Directions: Each entry below is to be printed verbatim.

### Records to process ###

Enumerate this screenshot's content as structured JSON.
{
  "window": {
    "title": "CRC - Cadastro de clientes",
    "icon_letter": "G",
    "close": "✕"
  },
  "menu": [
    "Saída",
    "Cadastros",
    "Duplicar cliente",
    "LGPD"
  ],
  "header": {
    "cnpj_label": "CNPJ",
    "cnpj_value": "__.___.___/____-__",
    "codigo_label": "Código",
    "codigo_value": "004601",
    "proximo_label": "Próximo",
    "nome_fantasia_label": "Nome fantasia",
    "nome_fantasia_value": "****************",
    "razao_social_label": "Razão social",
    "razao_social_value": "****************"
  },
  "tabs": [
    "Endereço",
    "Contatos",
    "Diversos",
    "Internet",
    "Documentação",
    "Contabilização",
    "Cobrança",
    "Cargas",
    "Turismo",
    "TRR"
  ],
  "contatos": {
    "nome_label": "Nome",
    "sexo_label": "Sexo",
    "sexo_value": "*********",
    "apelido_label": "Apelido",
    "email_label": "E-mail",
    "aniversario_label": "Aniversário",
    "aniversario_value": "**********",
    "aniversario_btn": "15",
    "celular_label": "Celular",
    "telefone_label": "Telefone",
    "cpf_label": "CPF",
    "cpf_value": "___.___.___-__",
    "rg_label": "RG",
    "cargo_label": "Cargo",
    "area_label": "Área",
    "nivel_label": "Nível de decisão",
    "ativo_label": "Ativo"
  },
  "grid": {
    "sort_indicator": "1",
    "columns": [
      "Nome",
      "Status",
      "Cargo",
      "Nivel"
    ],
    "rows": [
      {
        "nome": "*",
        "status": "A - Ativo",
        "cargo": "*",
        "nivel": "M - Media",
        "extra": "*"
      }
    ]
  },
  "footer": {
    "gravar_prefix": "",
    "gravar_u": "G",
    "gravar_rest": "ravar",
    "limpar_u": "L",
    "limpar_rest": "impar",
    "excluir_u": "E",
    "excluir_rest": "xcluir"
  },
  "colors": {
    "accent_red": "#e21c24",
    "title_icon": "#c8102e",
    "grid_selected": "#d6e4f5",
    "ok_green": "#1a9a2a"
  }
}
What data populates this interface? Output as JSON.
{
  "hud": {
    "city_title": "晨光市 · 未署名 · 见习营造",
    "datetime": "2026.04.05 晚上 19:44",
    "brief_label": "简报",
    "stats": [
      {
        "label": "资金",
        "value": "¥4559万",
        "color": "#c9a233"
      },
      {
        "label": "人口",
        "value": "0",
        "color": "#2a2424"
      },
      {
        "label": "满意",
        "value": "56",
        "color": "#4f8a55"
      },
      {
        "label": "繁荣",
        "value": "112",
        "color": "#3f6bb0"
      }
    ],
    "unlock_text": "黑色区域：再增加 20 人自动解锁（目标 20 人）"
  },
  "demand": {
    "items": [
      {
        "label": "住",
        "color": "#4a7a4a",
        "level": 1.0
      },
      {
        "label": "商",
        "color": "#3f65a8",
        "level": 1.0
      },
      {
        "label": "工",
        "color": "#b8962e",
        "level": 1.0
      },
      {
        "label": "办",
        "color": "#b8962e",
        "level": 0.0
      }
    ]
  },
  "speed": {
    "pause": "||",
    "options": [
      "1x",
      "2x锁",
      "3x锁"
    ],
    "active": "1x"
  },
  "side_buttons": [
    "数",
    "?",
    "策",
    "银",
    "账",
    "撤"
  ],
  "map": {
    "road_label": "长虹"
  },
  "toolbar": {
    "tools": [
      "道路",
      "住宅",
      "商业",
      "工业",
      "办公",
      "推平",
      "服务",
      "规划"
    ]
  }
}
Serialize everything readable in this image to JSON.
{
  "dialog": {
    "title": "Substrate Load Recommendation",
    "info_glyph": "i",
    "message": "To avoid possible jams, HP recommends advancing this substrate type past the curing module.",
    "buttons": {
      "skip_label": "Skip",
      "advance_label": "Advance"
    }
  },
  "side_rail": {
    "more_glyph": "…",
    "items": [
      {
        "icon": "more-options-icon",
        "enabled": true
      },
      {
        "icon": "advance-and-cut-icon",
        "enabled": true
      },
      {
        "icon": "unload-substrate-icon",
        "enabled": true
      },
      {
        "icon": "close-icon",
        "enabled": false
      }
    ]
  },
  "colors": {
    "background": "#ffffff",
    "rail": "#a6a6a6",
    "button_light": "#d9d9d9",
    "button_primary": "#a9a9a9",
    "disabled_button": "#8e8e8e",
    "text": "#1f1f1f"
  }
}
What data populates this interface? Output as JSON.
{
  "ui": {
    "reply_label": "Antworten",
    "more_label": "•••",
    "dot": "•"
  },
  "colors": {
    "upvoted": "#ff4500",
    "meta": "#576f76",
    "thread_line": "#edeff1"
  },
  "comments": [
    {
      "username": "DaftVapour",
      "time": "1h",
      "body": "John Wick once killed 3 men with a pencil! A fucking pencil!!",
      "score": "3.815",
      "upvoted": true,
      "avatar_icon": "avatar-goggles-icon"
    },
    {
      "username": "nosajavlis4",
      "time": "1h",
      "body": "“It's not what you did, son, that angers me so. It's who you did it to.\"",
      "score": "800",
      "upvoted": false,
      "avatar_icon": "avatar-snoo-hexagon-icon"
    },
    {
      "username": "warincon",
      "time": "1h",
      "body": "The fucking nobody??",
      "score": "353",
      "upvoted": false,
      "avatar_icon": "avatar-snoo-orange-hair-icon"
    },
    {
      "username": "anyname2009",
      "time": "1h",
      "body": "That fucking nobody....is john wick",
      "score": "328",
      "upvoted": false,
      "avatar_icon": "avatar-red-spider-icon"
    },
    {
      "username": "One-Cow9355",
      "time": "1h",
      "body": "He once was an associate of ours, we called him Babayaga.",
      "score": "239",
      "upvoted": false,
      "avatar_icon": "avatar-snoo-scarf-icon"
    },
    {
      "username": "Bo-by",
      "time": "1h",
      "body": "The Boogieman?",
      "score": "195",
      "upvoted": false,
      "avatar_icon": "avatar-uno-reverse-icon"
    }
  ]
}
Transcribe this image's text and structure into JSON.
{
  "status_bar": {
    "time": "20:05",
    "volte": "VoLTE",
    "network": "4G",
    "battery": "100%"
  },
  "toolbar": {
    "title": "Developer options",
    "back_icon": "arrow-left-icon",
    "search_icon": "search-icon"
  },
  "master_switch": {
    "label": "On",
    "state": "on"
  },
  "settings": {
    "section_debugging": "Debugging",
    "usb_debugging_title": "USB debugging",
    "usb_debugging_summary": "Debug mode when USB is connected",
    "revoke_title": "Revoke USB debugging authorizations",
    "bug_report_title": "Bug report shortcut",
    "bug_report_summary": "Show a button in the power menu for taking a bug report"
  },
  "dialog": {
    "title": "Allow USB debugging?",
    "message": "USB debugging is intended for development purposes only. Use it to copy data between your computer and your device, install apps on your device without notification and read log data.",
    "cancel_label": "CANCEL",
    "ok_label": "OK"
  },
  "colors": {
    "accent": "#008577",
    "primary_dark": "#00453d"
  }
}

###

Exercise response:
Enumerate this screenshot's content as structured JSON.
{
  "window": {
    "title": "CRC - Cadastro de clientes",
    "icon_letter": "G",
    "close": "✕"
  },
  "menu": [
    "Saída",
    "Cadastros",
    "Duplicar cliente",
    "LGPD"
  ],
  "header": {
    "cnpj_label": "CNPJ",
    "cnpj_value": "__.___.___/____-__",
    "codigo_label": "Código",
    "codigo_value": "004601",
    "proximo_label": "Próximo",
    "nome_fantasia_label": "Nome fantasia",
    "nome_fantasia_value": "****************",
    "razao_social_label": "Razão social",
    "razao_social_value": "****************"
  },
  "tabs": [
    "Endereço",
    "Contatos",
    "Diversos",
    "Internet",
    "Documentação",
    "Contabilização",
    "Cobrança",
    "Cargas",
    "Turismo",
    "TRR"
  ],
  "contatos": {
    "nome_label": "Nome",
    "sexo_label": "Sexo",
    "sexo_value": "*********",
    "apelido_label": "Apelido",
    "email_label": "E-mail",
    "aniversario_label": "Aniversário",
    "aniversario_value": "**********",
    "aniversario_btn": "15",
    "celular_label": "Celular",
    "telefone_label": "Telefone",
    "cpf_label": "CPF",
    "cpf_value": "___.___.___-__",
    "rg_label": "RG",
    "cargo_label": "Cargo",
    "area_label": "Área",
    "nivel_label": "Nível de decisão",
    "ativo_label": "Ativo"
  },
  "grid": {
    "sort_indicator": "1",
    "columns": [
      "Nome",
      "Status",
      "Cargo",
      "Nivel"
    ],
    "rows": [
      {
        "nome": "*",
        "status": "A - Ativo",
        "cargo": "*",
        "nivel": "M - Media",
        "extra": "*"
      }
    ]
  },
  "footer": {
    "gravar_prefix": "",
    "gravar_u": "G",
    "gravar_rest": "ravar",
    "limpar_u": "L",
    "limpar_rest": "impar",
    "excluir_u": "E",
    "excluir_rest": "xcluir"
  },
  "colors": {
    "accent_red": "#e21c24",
    "title_icon": "#c8102e",
    "grid_selected": "#d6e4f5",
    "ok_green": "#1a9a2a"
  }
}
What data populates this interface? Output as JSON.
{
  "hud": {
    "city_title": "晨光市 · 未署名 · 见习营造",
    "datetime": "2026.04.05 晚上 19:44",
    "brief_label": "简报",
    "stats": [
      {
        "label": "资金",
        "value": "¥4559万",
        "color": "#c9a233"
      },
      {
        "label": "人口",
        "value": "0",
        "color": "#2a2424"
      },
      {
        "label": "满意",
        "value": "56",
        "color": "#4f8a55"
      },
      {
        "label": "繁荣",
        "value": "112",
        "color": "#3f6bb0"
      }
    ],
    "unlock_text": "黑色区域：再增加 20 人自动解锁（目标 20 人）"
  },
  "demand": {
    "items": [
      {
        "label": "住",
        "color": "#4a7a4a",
        "level": 1.0
      },
      {
        "label": "商",
        "color": "#3f65a8",
        "level": 1.0
      },
      {
        "label": "工",
        "color": "#b8962e",
        "level": 1.0
      },
      {
        "label": "办",
        "color": "#b8962e",
        "level": 0.0
      }
    ]
  },
  "speed": {
    "pause": "||",
    "options": [
      "1x",
      "2x锁",
      "3x锁"
    ],
    "active": "1x"
  },
  "side_buttons": [
    "数",
    "?",
    "策",
    "银",
    "账",
    "撤"
  ],
  "map": {
    "road_label": "长虹"
  },
  "toolbar": {
    "tools": [
      "道路",
      "住宅",
      "商业",
      "工业",
      "办公",
      "推平",
      "服务",
      "规划"
    ]
  }
}
Serialize everything readable in this image to JSON.
{
  "dialog": {
    "title": "Substrate Load Recommendation",
    "info_glyph": "i",
    "message": "To avoid possible jams, HP recommends advancing this substrate type past the curing module.",
    "buttons": {
      "skip_label": "Skip",
      "advance_label": "Advance"
    }
  },
  "side_rail": {
    "more_glyph": "…",
    "items": [
      {
        "icon": "more-options-icon",
        "enabled": true
      },
      {
        "icon": "advance-and-cut-icon",
        "enabled": true
      },
      {
        "icon": "unload-substrate-icon",
        "enabled": true
      },
      {
        "icon": "close-icon",
        "enabled": false
      }
    ]
  },
  "colors": {
    "background": "#ffffff",
    "rail": "#a6a6a6",
    "button_light": "#d9d9d9",
    "button_primary": "#a9a9a9",
    "disabled_button": "#8e8e8e",
    "text": "#1f1f1f"
  }
}
What data populates this interface? Output as JSON.
{
  "ui": {
    "reply_label": "Antworten",
    "more_label": "•••",
    "dot": "•"
  },
  "colors": {
    "upvoted": "#ff4500",
    "meta": "#576f76",
    "thread_line": "#edeff1"
  },
  "comments": [
    {
      "username": "DaftVapour",
      "time": "1h",
      "body": "John Wick once killed 3 men with a pencil! A fucking pencil!!",
      "score": "3.815",
      "upvoted": true,
      "avatar_icon": "avatar-goggles-icon"
    },
    {
      "username": "nosajavlis4",
      "time": "1h",
      "body": "“It's not what you did, son, that angers me so. It's who you did it to.\"",
      "score": "800",
      "upvoted": false,
      "avatar_icon": "avatar-snoo-hexagon-icon"
    },
    {
      "username": "warincon",
      "time": "1h",
      "body": "The fucking nobody??",
      "score": "353",
      "upvoted": false,
      "avatar_icon": "avatar-snoo-orange-hair-icon"
    },
    {
      "username": "anyname2009",
      "time": "1h",
      "body": "That fucking nobody....is john wick",
      "score": "328",
      "upvoted": false,
      "avatar_icon": "avatar-red-spider-icon"
    },
    {
      "username": "One-Cow9355",
      "time": "1h",
      "body": "He once was an associate of ours, we called him Babayaga.",
      "score": "239",
      "upvoted": false,
      "avatar_icon": "avatar-snoo-scarf-icon"
    },
    {
      "username": "Bo-by",
      "time": "1h",
      "body": "The Boogieman?",
      "score": "195",
      "upvoted": false,
      "avatar_icon": "avatar-uno-reverse-icon"
    }
  ]
}
Transcribe this image's text and structure into JSON.
{
  "status_bar": {
    "time": "20:05",
    "volte": "VoLTE",
    "network": "4G",
    "battery": "100%"
  },
  "toolbar": {
    "title": "Developer options",
    "back_icon": "arrow-left-icon",
    "search_icon": "search-icon"
  },
  "master_switch": {
    "label": "On",
    "state": "on"
  },
  "settings": {
    "section_debugging": "Debugging",
    "usb_debugging_title": "USB debugging",
    "usb_debugging_summary": "Debug mode when USB is connected",
    "revoke_title": "Revoke USB debugging authorizations",
    "bug_report_title": "Bug report shortcut",
    "bug_report_summary": "Show a button in the power menu for taking a bug report"
  },
  "dialog": {
    "title": "Allow USB debugging?",
    "message": "USB debugging is intended for development purposes only. Use it to copy data between your computer and your device, install apps on your device without notification and read log data.",
    "cancel_label": "CANCEL",
    "ok_label": "OK"
  },
  "colors": {
    "accent": "#008577",
    "primary_dark": "#00453d"
  }
}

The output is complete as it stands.